Objective
Scan the listing below for the word "data" and state how many lines hold it. Write nothing but the number.

Task material
..........

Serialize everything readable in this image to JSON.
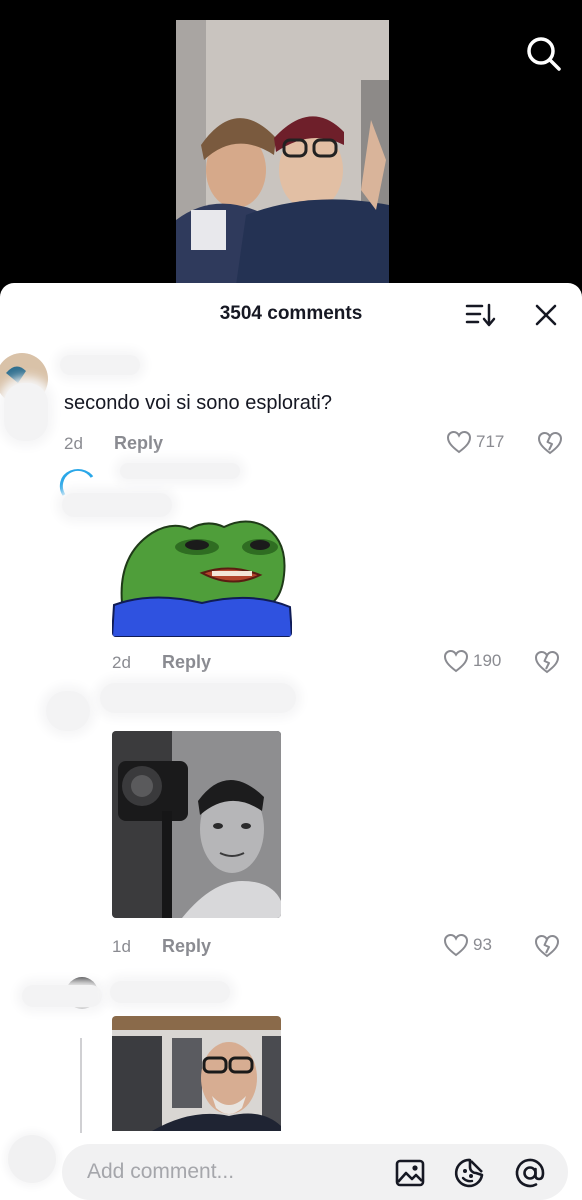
{
  "video": {
    "search_icon": "search-icon"
  },
  "comments_sheet": {
    "title": "3504 comments",
    "sort_icon": "sort-icon",
    "close_icon": "close-icon"
  },
  "comments": [
    {
      "text": "secondo voi si sono esplorati?",
      "time": "2d",
      "reply_label": "Reply",
      "likes": "717"
    },
    {
      "media": "pepe-frog-sticker",
      "time": "2d",
      "reply_label": "Reply",
      "likes": "190"
    },
    {
      "media": "photo-man-camera",
      "time": "1d",
      "reply_label": "Reply",
      "likes": "93"
    },
    {
      "media": "photo-bald-man-glasses"
    }
  ],
  "input": {
    "placeholder": "Add comment...",
    "image_icon": "image-icon",
    "emoji_icon": "emoji-icon",
    "mention_icon": "at-icon"
  },
  "colors": {
    "text_primary": "#161823",
    "text_secondary": "#8a8b91",
    "sheet_bg": "#ffffff",
    "input_bg": "#f1f1f2"
  }
}
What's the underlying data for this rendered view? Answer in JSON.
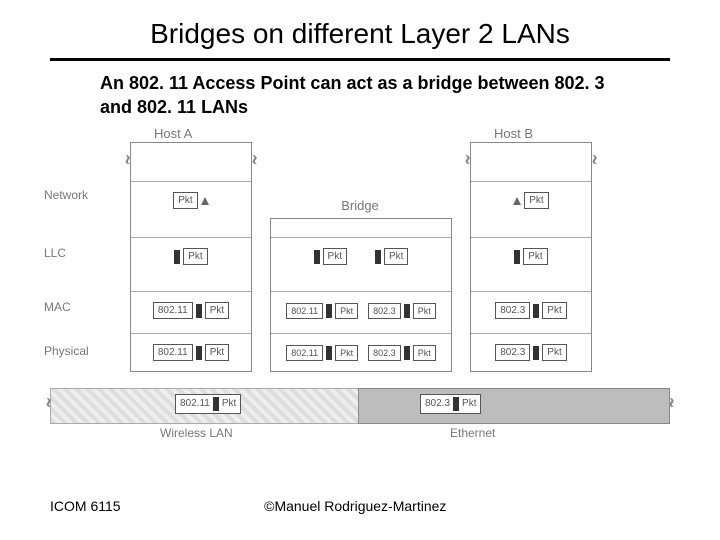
{
  "title": "Bridges on different Layer 2 LANs",
  "subtitle": "An 802. 11 Access Point can act as a bridge between 802. 3 and 802. 11 LANs",
  "layers": {
    "network": "Network",
    "llc": "LLC",
    "mac": "MAC",
    "physical": "Physical"
  },
  "hosts": {
    "a": "Host A",
    "b": "Host B"
  },
  "bridge_label": "Bridge",
  "pkt": "Pkt",
  "proto": {
    "w": "802.11",
    "e": "802.3"
  },
  "cable": {
    "wireless": "Wireless LAN",
    "ethernet": "Ethernet"
  },
  "footer": {
    "left": "ICOM 6115",
    "center": "©Manuel Rodriguez-Martinez"
  }
}
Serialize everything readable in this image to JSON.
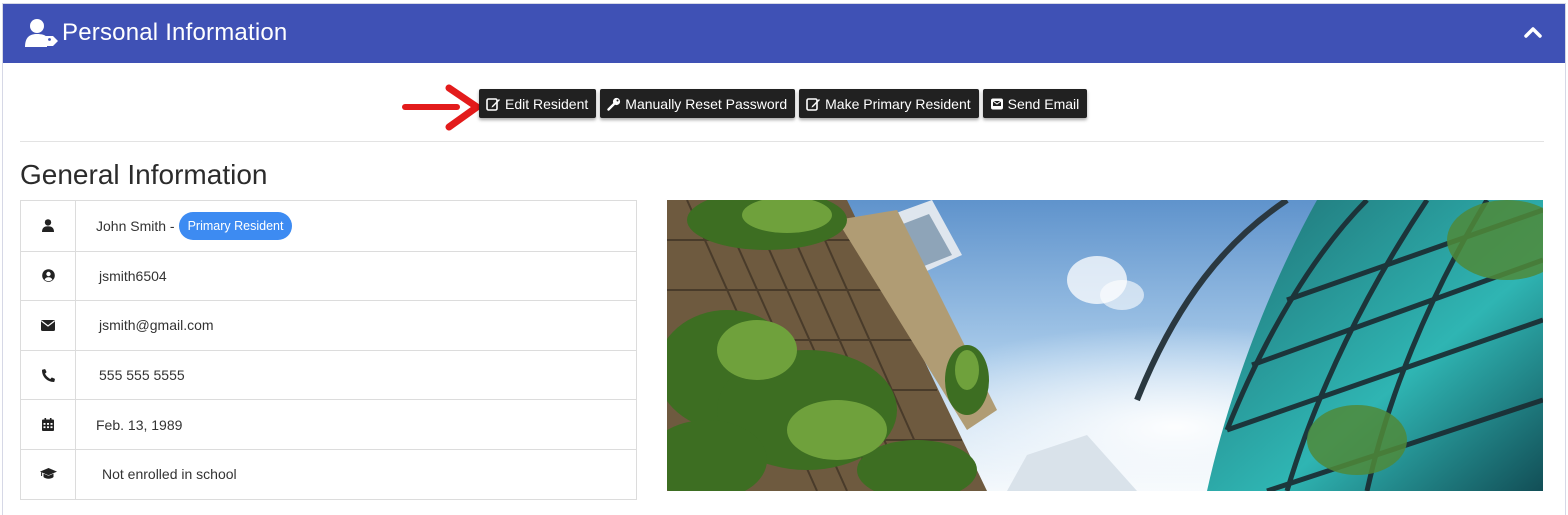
{
  "header": {
    "title": "Personal Information",
    "color": "#3f51b5"
  },
  "actions": [
    {
      "label": "Edit Resident",
      "icon": "edit-icon"
    },
    {
      "label": "Manually Reset Password",
      "icon": "key-icon"
    },
    {
      "label": "Make Primary Resident",
      "icon": "edit-icon"
    },
    {
      "label": "Send Email",
      "icon": "email-icon"
    }
  ],
  "section_title": "General Information",
  "info": {
    "name": "John Smith -",
    "badge": "Primary Resident",
    "username": "jsmith6504",
    "email": "jsmith@gmail.com",
    "phone": "555 555 5555",
    "birthdate": "Feb. 13, 1989",
    "school": "Not enrolled in school"
  },
  "colors": {
    "badge": "#3d8bf2",
    "button": "#212121",
    "arrow": "#e31b1b"
  }
}
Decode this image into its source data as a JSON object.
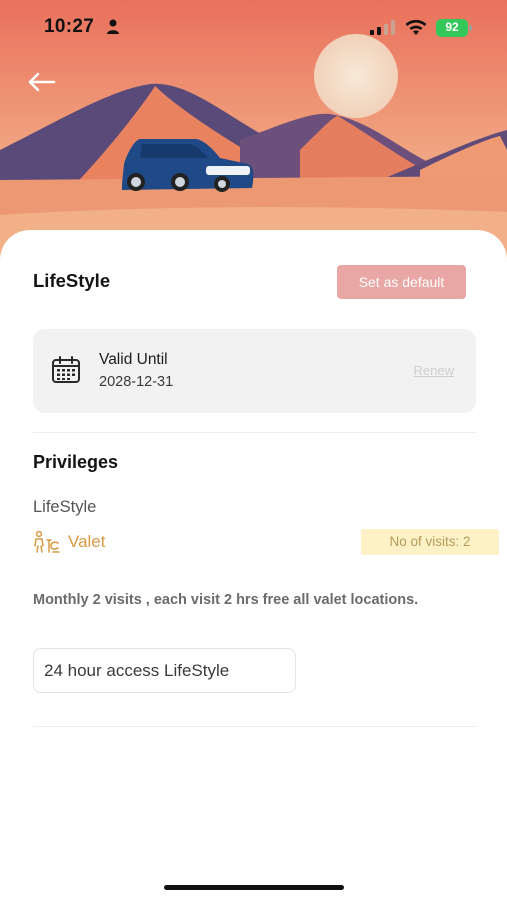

..........

In response
2